YOUR GOAL: Among the lines below, count those with "this". Give only the number.
-------- INPUT MATERIAL
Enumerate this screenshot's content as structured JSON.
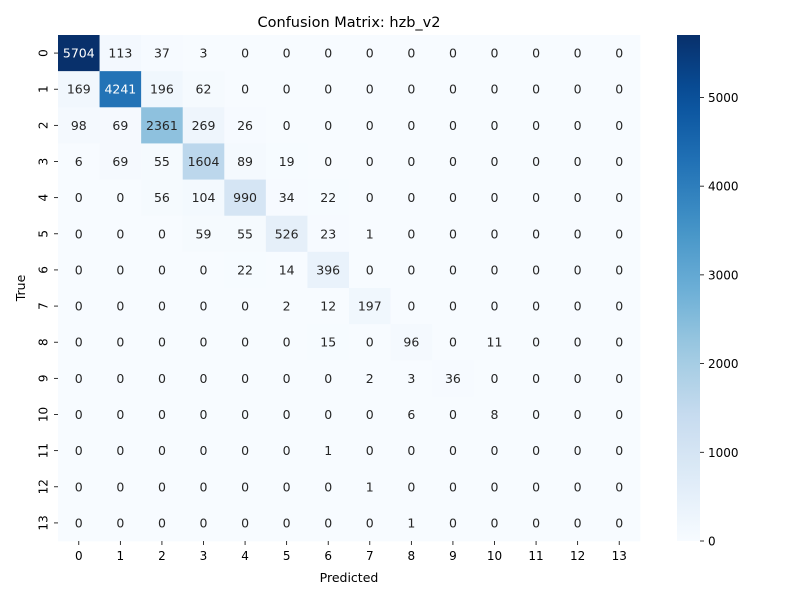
{
  "chart_data": {
    "type": "heatmap",
    "title": "Confusion Matrix: hzb_v2",
    "xlabel": "Predicted",
    "ylabel": "True",
    "x_categories": [
      "0",
      "1",
      "2",
      "3",
      "4",
      "5",
      "6",
      "7",
      "8",
      "9",
      "10",
      "11",
      "12",
      "13"
    ],
    "y_categories": [
      "0",
      "1",
      "2",
      "3",
      "4",
      "5",
      "6",
      "7",
      "8",
      "9",
      "10",
      "11",
      "12",
      "13"
    ],
    "values": [
      [
        5704,
        113,
        37,
        3,
        0,
        0,
        0,
        0,
        0,
        0,
        0,
        0,
        0,
        0
      ],
      [
        169,
        4241,
        196,
        62,
        0,
        0,
        0,
        0,
        0,
        0,
        0,
        0,
        0,
        0
      ],
      [
        98,
        69,
        2361,
        269,
        26,
        0,
        0,
        0,
        0,
        0,
        0,
        0,
        0,
        0
      ],
      [
        6,
        69,
        55,
        1604,
        89,
        19,
        0,
        0,
        0,
        0,
        0,
        0,
        0,
        0
      ],
      [
        0,
        0,
        56,
        104,
        990,
        34,
        22,
        0,
        0,
        0,
        0,
        0,
        0,
        0
      ],
      [
        0,
        0,
        0,
        59,
        55,
        526,
        23,
        1,
        0,
        0,
        0,
        0,
        0,
        0
      ],
      [
        0,
        0,
        0,
        0,
        22,
        14,
        396,
        0,
        0,
        0,
        0,
        0,
        0,
        0
      ],
      [
        0,
        0,
        0,
        0,
        0,
        2,
        12,
        197,
        0,
        0,
        0,
        0,
        0,
        0
      ],
      [
        0,
        0,
        0,
        0,
        0,
        0,
        15,
        0,
        96,
        0,
        11,
        0,
        0,
        0
      ],
      [
        0,
        0,
        0,
        0,
        0,
        0,
        0,
        2,
        3,
        36,
        0,
        0,
        0,
        0
      ],
      [
        0,
        0,
        0,
        0,
        0,
        0,
        0,
        0,
        6,
        0,
        8,
        0,
        0,
        0
      ],
      [
        0,
        0,
        0,
        0,
        0,
        0,
        1,
        0,
        0,
        0,
        0,
        0,
        0,
        0
      ],
      [
        0,
        0,
        0,
        0,
        0,
        0,
        0,
        1,
        0,
        0,
        0,
        0,
        0,
        0
      ],
      [
        0,
        0,
        0,
        0,
        0,
        0,
        0,
        0,
        1,
        0,
        0,
        0,
        0,
        0
      ]
    ],
    "colorbar": {
      "range": [
        0,
        5704
      ],
      "ticks": [
        0,
        1000,
        2000,
        3000,
        4000,
        5000
      ],
      "colormap": "Blues",
      "low_color": "#f7fbff",
      "high_color": "#08306b"
    }
  }
}
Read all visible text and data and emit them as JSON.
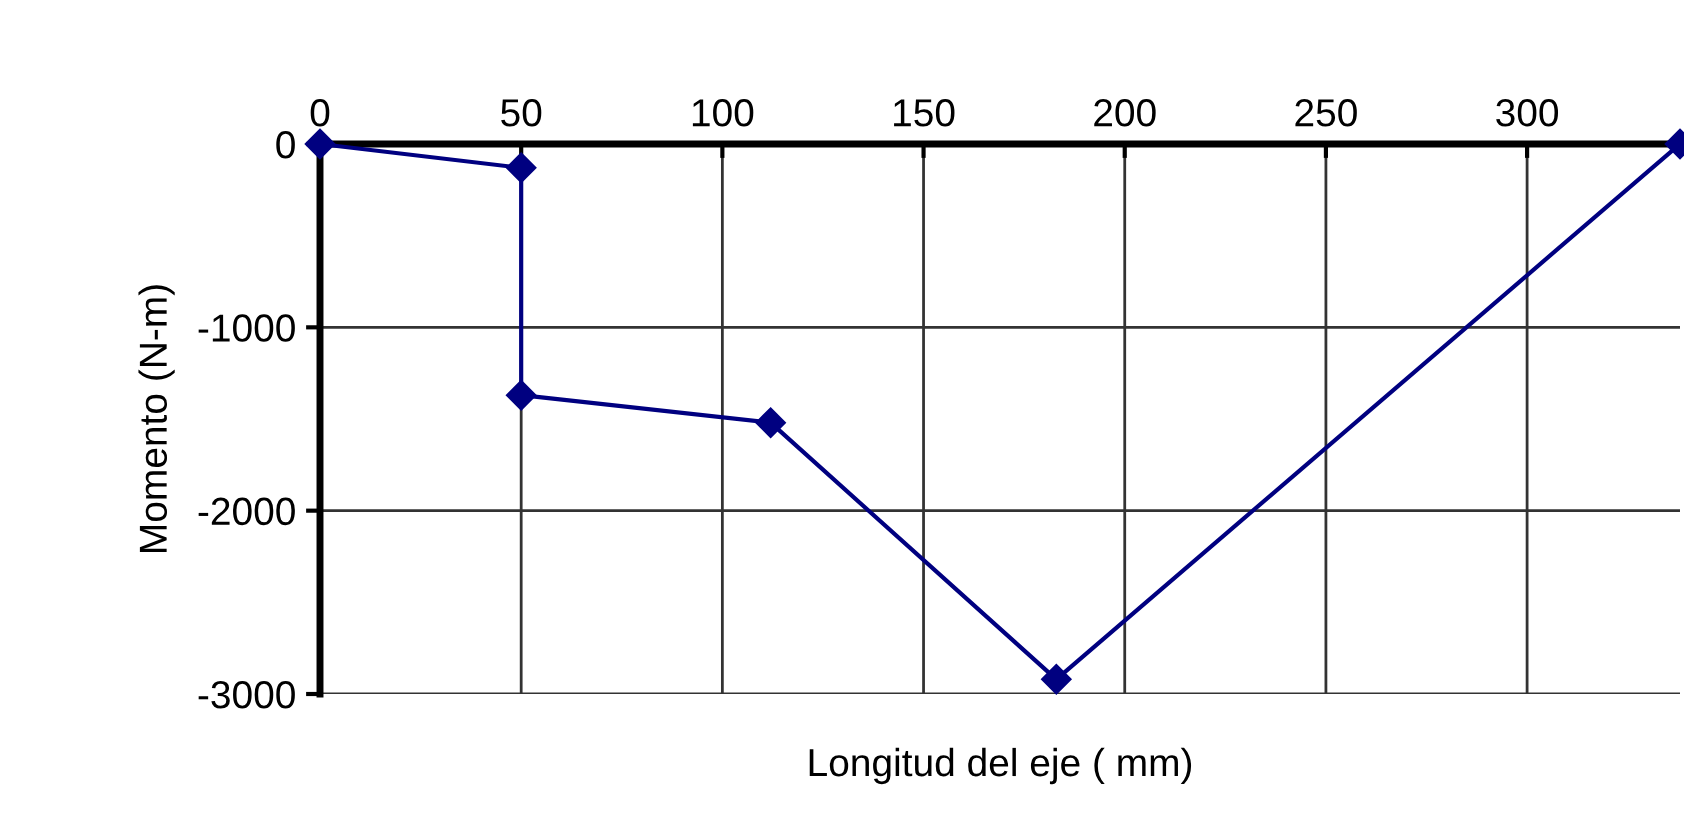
{
  "chart_data": {
    "type": "line",
    "xlabel": "Longitud del eje ( mm)",
    "ylabel": "Momento (N-m)",
    "x": [
      0,
      50,
      50,
      112,
      183,
      338
    ],
    "series": [
      {
        "color": "#000080",
        "values": [
          0,
          -130,
          -1370,
          -1520,
          -2920,
          0
        ]
      }
    ],
    "xlim": [
      0,
      338
    ],
    "xticks": [
      0,
      50,
      100,
      150,
      200,
      250,
      300
    ],
    "ylim": [
      -3000,
      0
    ],
    "yticks": [
      -3000,
      -2000,
      -1000,
      0
    ],
    "grid": true,
    "marker": "diamond",
    "line_style": "solid"
  }
}
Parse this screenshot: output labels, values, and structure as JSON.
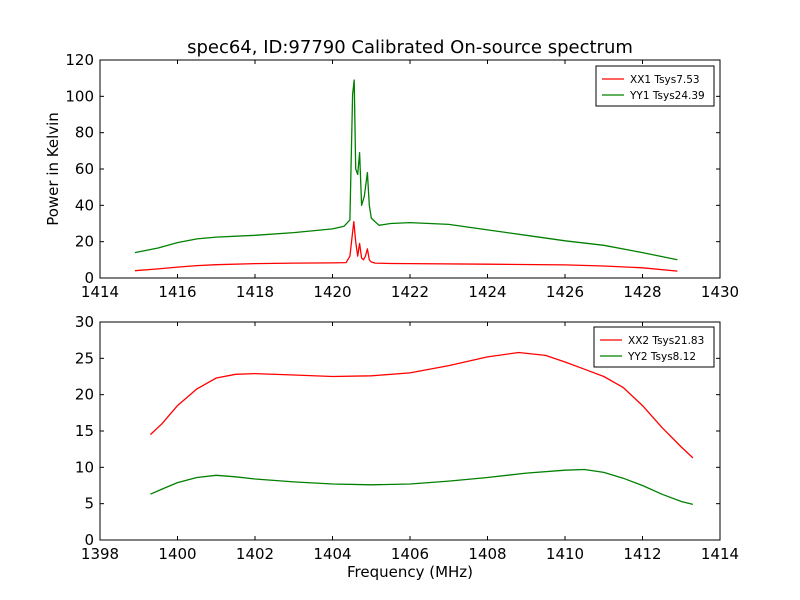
{
  "figure": {
    "title": "spec64, ID:97790 Calibrated On-source spectrum"
  },
  "chart_data": [
    {
      "type": "line",
      "title": "spec64, ID:97790 Calibrated On-source spectrum",
      "xlabel": "",
      "ylabel": "Power in Kelvin",
      "xlim": [
        1414,
        1430
      ],
      "ylim": [
        0,
        120
      ],
      "xticks": [
        1414,
        1416,
        1418,
        1420,
        1422,
        1424,
        1426,
        1428,
        1430
      ],
      "yticks": [
        0,
        20,
        40,
        60,
        80,
        100,
        120
      ],
      "grid": false,
      "legend": "top-right",
      "series": [
        {
          "name": "XX1 Tsys7.53",
          "color": "#ff0000",
          "x": [
            1414.9,
            1415.5,
            1416.0,
            1416.5,
            1417.0,
            1418.0,
            1419.0,
            1420.0,
            1420.35,
            1420.45,
            1420.55,
            1420.6,
            1420.65,
            1420.7,
            1420.75,
            1420.8,
            1420.85,
            1420.9,
            1420.95,
            1421.0,
            1421.1,
            1421.5,
            1422.0,
            1424.0,
            1426.0,
            1427.0,
            1428.0,
            1428.9
          ],
          "y": [
            4.0,
            5.0,
            6.0,
            6.8,
            7.3,
            7.9,
            8.2,
            8.3,
            8.5,
            12.0,
            31.0,
            20.0,
            12.0,
            19.0,
            11.0,
            10.0,
            12.0,
            16.0,
            10.0,
            8.8,
            8.2,
            8.0,
            7.9,
            7.6,
            7.2,
            6.6,
            5.6,
            3.8
          ]
        },
        {
          "name": "YY1 Tsys24.39",
          "color": "#008000",
          "x": [
            1414.9,
            1415.5,
            1416.0,
            1416.5,
            1417.0,
            1418.0,
            1419.0,
            1420.0,
            1420.3,
            1420.45,
            1420.52,
            1420.56,
            1420.6,
            1420.65,
            1420.7,
            1420.75,
            1420.82,
            1420.9,
            1420.95,
            1421.0,
            1421.2,
            1421.5,
            1422.0,
            1423.0,
            1424.0,
            1425.0,
            1426.0,
            1427.0,
            1428.0,
            1428.9
          ],
          "y": [
            14.0,
            16.5,
            19.5,
            21.5,
            22.5,
            23.5,
            25.0,
            27.0,
            28.5,
            32.0,
            101.0,
            109.0,
            60.0,
            57.0,
            69.0,
            40.0,
            45.0,
            58.0,
            40.0,
            33.0,
            29.0,
            30.0,
            30.5,
            29.5,
            26.5,
            23.5,
            20.5,
            18.0,
            14.0,
            10.0
          ]
        }
      ]
    },
    {
      "type": "line",
      "title": "",
      "xlabel": "Frequency (MHz)",
      "ylabel": "",
      "xlim": [
        1398,
        1414
      ],
      "ylim": [
        0,
        30
      ],
      "xticks": [
        1398,
        1400,
        1402,
        1404,
        1406,
        1408,
        1410,
        1412,
        1414
      ],
      "yticks": [
        0,
        5,
        10,
        15,
        20,
        25,
        30
      ],
      "grid": false,
      "legend": "top-right",
      "series": [
        {
          "name": "XX2 Tsys21.83",
          "color": "#ff0000",
          "x": [
            1399.3,
            1399.6,
            1400.0,
            1400.5,
            1401.0,
            1401.5,
            1402.0,
            1403.0,
            1404.0,
            1405.0,
            1406.0,
            1407.0,
            1408.0,
            1408.8,
            1409.5,
            1410.0,
            1410.5,
            1411.0,
            1411.5,
            1412.0,
            1412.5,
            1413.0,
            1413.3
          ],
          "y": [
            14.5,
            16.0,
            18.5,
            20.8,
            22.3,
            22.8,
            22.9,
            22.7,
            22.5,
            22.6,
            23.0,
            24.0,
            25.2,
            25.8,
            25.4,
            24.5,
            23.5,
            22.5,
            21.0,
            18.5,
            15.5,
            12.8,
            11.3
          ]
        },
        {
          "name": "YY2 Tsys8.12",
          "color": "#008000",
          "x": [
            1399.3,
            1399.6,
            1400.0,
            1400.5,
            1401.0,
            1401.5,
            1402.0,
            1403.0,
            1404.0,
            1405.0,
            1406.0,
            1407.0,
            1408.0,
            1409.0,
            1410.0,
            1410.5,
            1411.0,
            1411.5,
            1412.0,
            1412.5,
            1413.0,
            1413.3
          ],
          "y": [
            6.3,
            7.0,
            7.9,
            8.6,
            8.9,
            8.7,
            8.4,
            8.0,
            7.7,
            7.6,
            7.7,
            8.1,
            8.6,
            9.2,
            9.6,
            9.7,
            9.3,
            8.5,
            7.5,
            6.3,
            5.3,
            4.9
          ]
        }
      ]
    }
  ]
}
----------------
RESULT OF THE EXERCISE: 2